Material supplied -
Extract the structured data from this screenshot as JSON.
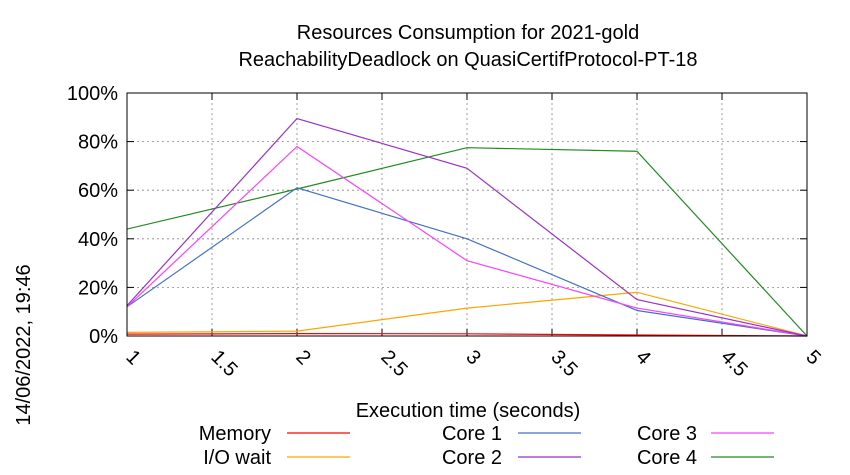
{
  "chart_data": {
    "type": "line",
    "title": "Resources Consumption for 2021-gold",
    "subtitle": "ReachabilityDeadlock on QuasiCertifProtocol-PT-18",
    "xlabel": "Execution time (seconds)",
    "ylabel": "",
    "xlim": [
      1,
      5
    ],
    "ylim": [
      0,
      100
    ],
    "x_ticks": [
      "1",
      "1.5",
      "2",
      "2.5",
      "3",
      "3.5",
      "4",
      "4.5",
      "5"
    ],
    "y_ticks": [
      "0%",
      "20%",
      "40%",
      "60%",
      "80%",
      "100%"
    ],
    "grid": true,
    "legend_position": "bottom",
    "timestamp": "14/06/2022, 19:46",
    "series": [
      {
        "name": "Memory",
        "color": "#ff0000",
        "x": [
          1,
          2,
          3,
          4,
          5
        ],
        "y": [
          0.8,
          1.0,
          0.9,
          0.4,
          0
        ]
      },
      {
        "name": "I/O wait",
        "color": "#ffa500",
        "x": [
          1,
          2,
          3,
          4,
          5
        ],
        "y": [
          1.5,
          2.0,
          11.5,
          18.0,
          0
        ]
      },
      {
        "name": "Core 1",
        "color": "#4472c4",
        "x": [
          1,
          2,
          3,
          4,
          5
        ],
        "y": [
          12.0,
          61.0,
          40.0,
          10.5,
          0
        ]
      },
      {
        "name": "Core 2",
        "color": "#9932cc",
        "x": [
          1,
          2,
          3,
          4,
          5
        ],
        "y": [
          12.5,
          89.5,
          69.0,
          15.0,
          0
        ]
      },
      {
        "name": "Core 3",
        "color": "#ff40ff",
        "x": [
          1,
          2,
          3,
          4,
          5
        ],
        "y": [
          12.0,
          78.0,
          31.0,
          11.5,
          0
        ]
      },
      {
        "name": "Core 4",
        "color": "#228b22",
        "x": [
          1,
          2,
          3,
          4,
          5
        ],
        "y": [
          44.0,
          60.5,
          77.5,
          76.0,
          0
        ]
      }
    ]
  }
}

Exercise task -
Look through the data above. Copy every line with the string "name" in it.

Task output -
        "name": "Memory",
        "name": "I/O wait",
        "name": "Core 1",
        "name": "Core 2",
        "name": "Core 3",
        "name": "Core 4",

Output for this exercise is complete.